(EXERCISE DETAILS):
Could every line of the data be printed exactly as it reads?

## Start

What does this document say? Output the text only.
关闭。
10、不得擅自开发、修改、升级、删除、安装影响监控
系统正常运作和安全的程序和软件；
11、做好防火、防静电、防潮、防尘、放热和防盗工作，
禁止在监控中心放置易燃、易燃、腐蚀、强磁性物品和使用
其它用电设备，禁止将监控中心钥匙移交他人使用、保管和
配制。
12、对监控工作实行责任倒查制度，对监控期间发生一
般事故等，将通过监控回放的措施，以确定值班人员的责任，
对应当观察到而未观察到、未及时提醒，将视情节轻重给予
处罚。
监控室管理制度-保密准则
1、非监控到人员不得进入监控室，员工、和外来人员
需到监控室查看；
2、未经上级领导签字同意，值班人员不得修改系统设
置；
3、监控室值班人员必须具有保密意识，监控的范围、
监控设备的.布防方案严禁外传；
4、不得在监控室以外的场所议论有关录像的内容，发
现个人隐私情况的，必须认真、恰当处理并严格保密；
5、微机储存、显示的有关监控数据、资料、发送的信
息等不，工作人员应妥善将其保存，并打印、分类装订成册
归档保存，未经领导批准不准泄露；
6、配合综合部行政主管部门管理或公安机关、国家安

## End

(WRITTEN ANSWER):
What does this document say? Output the text only.
关闭。
10、不得擅自开发、修改、升级、删除、安装影响监控
系统正常运作和安全的程序和软件；
11、做好防火、防静电、防潮、防尘、放热和防盗工作，
禁止在监控中心放置易燃、易燃、腐蚀、强磁性物品和使用
其它用电设备，禁止将监控中心钥匙移交他人使用、保管和
配制。
12、对监控工作实行责任倒查制度，对监控期间发生一
般事故等，将通过监控回放的措施，以确定值班人员的责任，
对应当观察到而未观察到、未及时提醒，将视情节轻重给予
处罚。
监控室管理制度-保密准则
1、非监控到人员不得进入监控室，员工、和外来人员
需到监控室查看；
2、未经上级领导签字同意，值班人员不得修改系统设
置；
3、监控室值班人员必须具有保密意识，监控的范围、
监控设备的.布防方案严禁外传；
4、不得在监控室以外的场所议论有关录像的内容，发
现个人隐私情况的，必须认真、恰当处理并严格保密；
5、微机储存、显示的有关监控数据、资料、发送的信
息等不，工作人员应妥善将其保存，并打印、分类装订成册
归档保存，未经领导批准不准泄露；
6、配合综合部行政主管部门管理或公安机关、国家安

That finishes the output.